> **DIRECTIVE**:
Copy each line below exactly and leave the pictures out.

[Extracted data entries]

#####

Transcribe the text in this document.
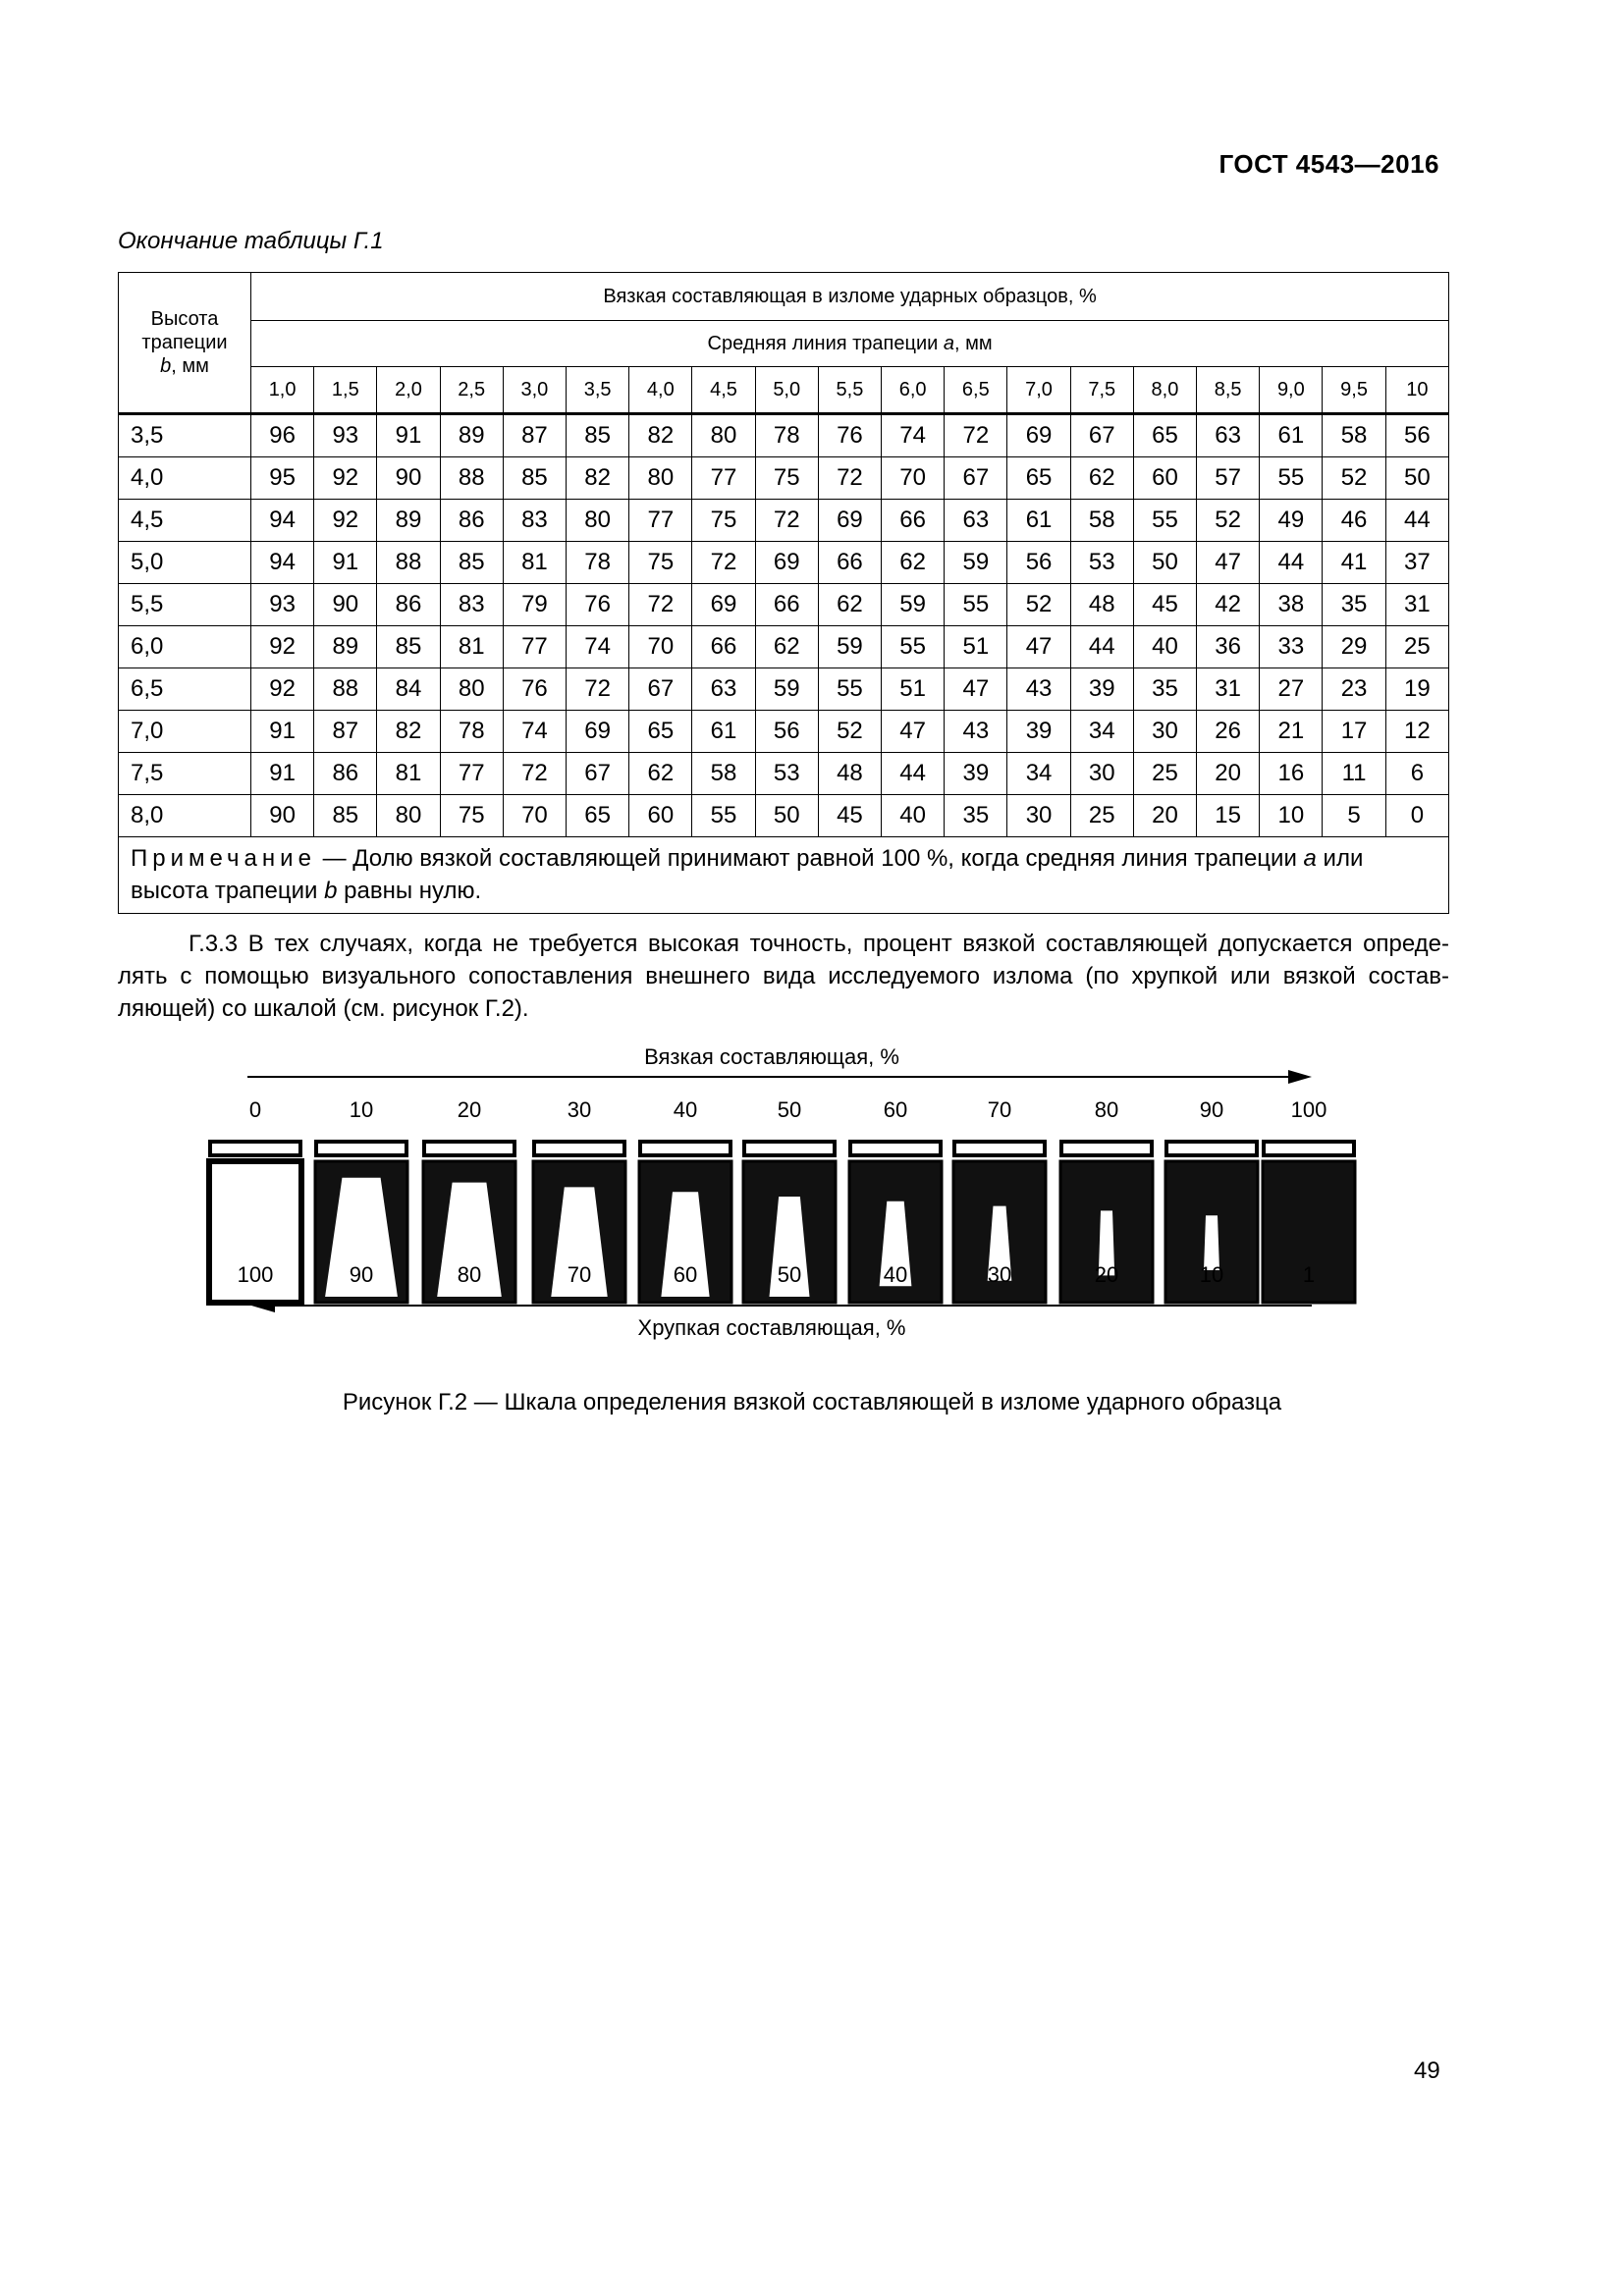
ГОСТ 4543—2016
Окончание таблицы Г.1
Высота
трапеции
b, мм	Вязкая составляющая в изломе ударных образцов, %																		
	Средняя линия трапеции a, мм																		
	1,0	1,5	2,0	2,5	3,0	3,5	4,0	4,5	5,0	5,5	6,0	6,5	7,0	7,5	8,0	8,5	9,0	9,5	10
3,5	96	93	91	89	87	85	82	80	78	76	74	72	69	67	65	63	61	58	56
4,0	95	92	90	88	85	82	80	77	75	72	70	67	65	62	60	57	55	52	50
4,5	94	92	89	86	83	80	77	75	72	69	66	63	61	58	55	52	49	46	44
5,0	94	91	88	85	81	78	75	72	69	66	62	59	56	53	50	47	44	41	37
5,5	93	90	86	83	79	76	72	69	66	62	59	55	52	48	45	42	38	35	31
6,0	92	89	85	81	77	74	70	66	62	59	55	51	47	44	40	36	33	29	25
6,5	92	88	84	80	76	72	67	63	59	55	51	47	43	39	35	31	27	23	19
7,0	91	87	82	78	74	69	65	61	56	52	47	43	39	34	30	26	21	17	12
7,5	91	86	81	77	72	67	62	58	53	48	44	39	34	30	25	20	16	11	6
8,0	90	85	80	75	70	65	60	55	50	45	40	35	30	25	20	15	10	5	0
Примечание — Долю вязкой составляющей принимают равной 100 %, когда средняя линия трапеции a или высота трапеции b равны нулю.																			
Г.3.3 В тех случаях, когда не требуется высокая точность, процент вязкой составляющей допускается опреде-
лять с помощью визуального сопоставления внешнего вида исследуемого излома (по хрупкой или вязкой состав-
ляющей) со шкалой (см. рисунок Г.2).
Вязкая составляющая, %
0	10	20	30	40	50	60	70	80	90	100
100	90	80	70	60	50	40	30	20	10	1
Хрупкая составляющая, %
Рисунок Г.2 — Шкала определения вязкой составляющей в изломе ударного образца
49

#####

> **TASK RESULT**:
Transcribe the text in this document.
ГОСТ 4543—2016
Окончание таблицы Г.1
Высота
трапеции
b, мм	Вязкая составляющая в изломе ударных образцов, %																		
	Средняя линия трапеции a, мм																		
	1,0	1,5	2,0	2,5	3,0	3,5	4,0	4,5	5,0	5,5	6,0	6,5	7,0	7,5	8,0	8,5	9,0	9,5	10
3,5	96	93	91	89	87	85	82	80	78	76	74	72	69	67	65	63	61	58	56
4,0	95	92	90	88	85	82	80	77	75	72	70	67	65	62	60	57	55	52	50
4,5	94	92	89	86	83	80	77	75	72	69	66	63	61	58	55	52	49	46	44
5,0	94	91	88	85	81	78	75	72	69	66	62	59	56	53	50	47	44	41	37
5,5	93	90	86	83	79	76	72	69	66	62	59	55	52	48	45	42	38	35	31
6,0	92	89	85	81	77	74	70	66	62	59	55	51	47	44	40	36	33	29	25
6,5	92	88	84	80	76	72	67	63	59	55	51	47	43	39	35	31	27	23	19
7,0	91	87	82	78	74	69	65	61	56	52	47	43	39	34	30	26	21	17	12
7,5	91	86	81	77	72	67	62	58	53	48	44	39	34	30	25	20	16	11	6
8,0	90	85	80	75	70	65	60	55	50	45	40	35	30	25	20	15	10	5	0
Примечание — Долю вязкой составляющей принимают равной 100 %, когда средняя линия трапеции a или высота трапеции b равны нулю.																			
Г.3.3 В тех случаях, когда не требуется высокая точность, процент вязкой составляющей допускается опреде-
лять с помощью визуального сопоставления внешнего вида исследуемого излома (по хрупкой или вязкой состав-
ляющей) со шкалой (см. рисунок Г.2).
Вязкая составляющая, %
0	10	20	30	40	50	60	70	80	90	100
100	90	80	70	60	50	40	30	20	10	1
Хрупкая составляющая, %
Рисунок Г.2 — Шкала определения вязкой составляющей в изломе ударного образца
49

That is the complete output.